**Given problem**
Retype the data below without changing a single character, and leave the pictures out of your copy.

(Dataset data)
<<<<
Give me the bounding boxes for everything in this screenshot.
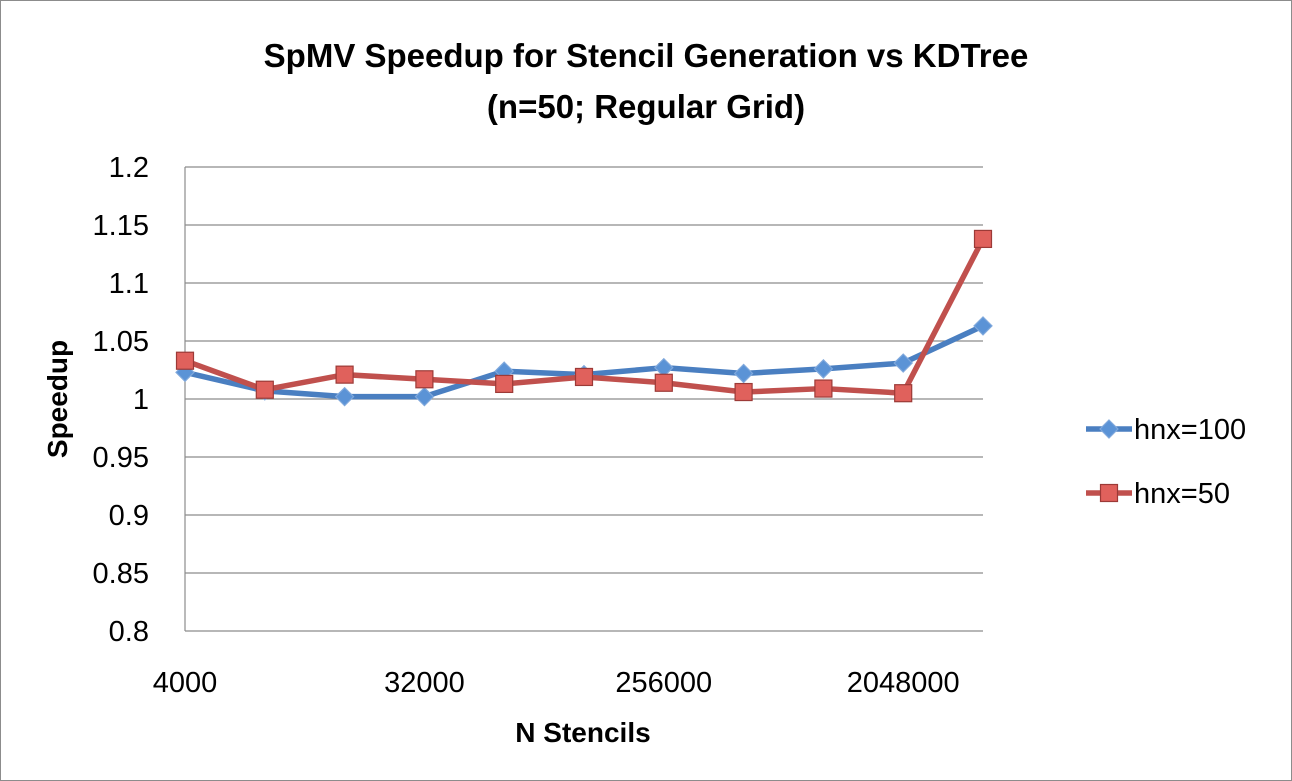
- series-layer: [175, 229, 993, 407]
- legend-marker: [1099, 419, 1119, 439]
- chart-subtitle: (n=50; Regular Grid): [487, 88, 805, 125]
- legend-item: hnx=50: [1086, 478, 1230, 510]
- data-point: [894, 384, 913, 403]
- data-point: [813, 358, 834, 379]
- y-tick-label: 0.95: [93, 442, 149, 474]
- data-point: [893, 353, 914, 373]
- data-point: [654, 373, 673, 392]
- series-line: [184, 323, 985, 400]
- gridlines: [184, 166, 983, 632]
- data-point: [255, 380, 274, 399]
- x-tick-labels: 4000 32000 256000 2048000: [153, 667, 960, 699]
- data-point: [334, 386, 355, 407]
- data-point: [973, 229, 993, 249]
- data-point: [734, 382, 753, 402]
- legend-label: hnx=50: [1134, 478, 1230, 510]
- x-axis-label: N Stencils: [515, 717, 650, 748]
- data-point: [574, 367, 594, 387]
- y-tick-label: 1.05: [93, 326, 149, 358]
- legend: hnx=100 hnx=50: [1086, 414, 1246, 510]
- data-point: [415, 370, 434, 389]
- chart-title: SpMV Speedup for Stencil Generation vs K…: [264, 37, 1029, 74]
- y-tick-label: 1: [133, 384, 149, 416]
- legend-marker: [1099, 483, 1119, 503]
- data-point: [733, 363, 754, 384]
- y-tick-label: 1.15: [93, 210, 149, 242]
- y-tick-labels: 0.8 0.85 0.9 0.95 1 1.05 1.1 1.15 1.2: [93, 152, 149, 648]
- data-point: [175, 351, 195, 370]
- data-point: [414, 386, 435, 407]
- series-hnx-50: [175, 229, 993, 403]
- data-point: [335, 365, 354, 384]
- y-tick-label: 0.8: [109, 616, 149, 648]
- x-tick-label: 2048000: [847, 667, 960, 699]
- legend-item: hnx=100: [1086, 414, 1246, 446]
- x-tick-label: 256000: [615, 667, 712, 699]
- y-tick-label: 1.2: [109, 152, 149, 184]
- data-point: [814, 379, 833, 398]
- y-tick-label: 0.85: [93, 558, 149, 590]
- x-tick-label: 32000: [384, 667, 465, 699]
- x-tick-label: 4000: [153, 667, 218, 699]
- y-tick-label: 1.1: [109, 268, 149, 300]
- y-axis-label: Speedup: [42, 340, 73, 458]
- y-tick-label: 0.9: [109, 500, 149, 532]
- legend-label: hnx=100: [1134, 414, 1246, 446]
- data-point: [973, 316, 993, 336]
- data-point: [495, 374, 514, 394]
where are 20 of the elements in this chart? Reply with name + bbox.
>>>>
**Task output**
Give me the bounding boxes for everything in this screenshot.
- series-layer: [175, 229, 993, 407]
- legend-marker: [1099, 419, 1119, 439]
- chart-subtitle: (n=50; Regular Grid): [487, 88, 805, 125]
- legend-item: hnx=50: [1086, 478, 1230, 510]
- data-point: [894, 384, 913, 403]
- data-point: [813, 358, 834, 379]
- y-tick-label: 0.95: [93, 442, 149, 474]
- data-point: [893, 353, 914, 373]
- data-point: [654, 373, 673, 392]
- series-line: [184, 323, 985, 400]
- gridlines: [184, 166, 983, 632]
- data-point: [255, 380, 274, 399]
- x-tick-labels: 4000 32000 256000 2048000: [153, 667, 960, 699]
- data-point: [334, 386, 355, 407]
- data-point: [973, 229, 993, 249]
- data-point: [734, 382, 753, 402]
- legend-label: hnx=50: [1134, 478, 1230, 510]
- x-axis-label: N Stencils: [515, 717, 650, 748]
- data-point: [574, 367, 594, 387]
- y-tick-label: 1.05: [93, 326, 149, 358]
- legend: hnx=100 hnx=50: [1086, 414, 1246, 510]
- data-point: [415, 370, 434, 389]
- chart-title: SpMV Speedup for Stencil Generation vs K…: [264, 37, 1029, 74]
- y-tick-label: 1: [133, 384, 149, 416]
- legend-marker: [1099, 483, 1119, 503]
- data-point: [733, 363, 754, 384]
- y-tick-label: 1.15: [93, 210, 149, 242]
- y-tick-labels: 0.8 0.85 0.9 0.95 1 1.05 1.1 1.15 1.2: [93, 152, 149, 648]
- data-point: [175, 351, 195, 370]
- data-point: [414, 386, 435, 407]
- series-hnx-50: [175, 229, 993, 403]
- data-point: [335, 365, 354, 384]
- y-tick-label: 0.8: [109, 616, 149, 648]
- x-tick-label: 2048000: [847, 667, 960, 699]
- legend-item: hnx=100: [1086, 414, 1246, 446]
- x-tick-label: 256000: [615, 667, 712, 699]
- y-tick-label: 1.2: [109, 152, 149, 184]
- data-point: [814, 379, 833, 398]
- y-tick-label: 0.85: [93, 558, 149, 590]
- x-tick-label: 32000: [384, 667, 465, 699]
- x-tick-label: 4000: [153, 667, 218, 699]
- y-tick-label: 1.1: [109, 268, 149, 300]
- y-axis-label: Speedup: [42, 340, 73, 458]
- y-tick-label: 0.9: [109, 500, 149, 532]
- legend-label: hnx=100: [1134, 414, 1246, 446]
- data-point: [973, 316, 993, 336]
- data-point: [495, 374, 514, 394]
where are 20 of the elements in this chart? Reply with name + bbox.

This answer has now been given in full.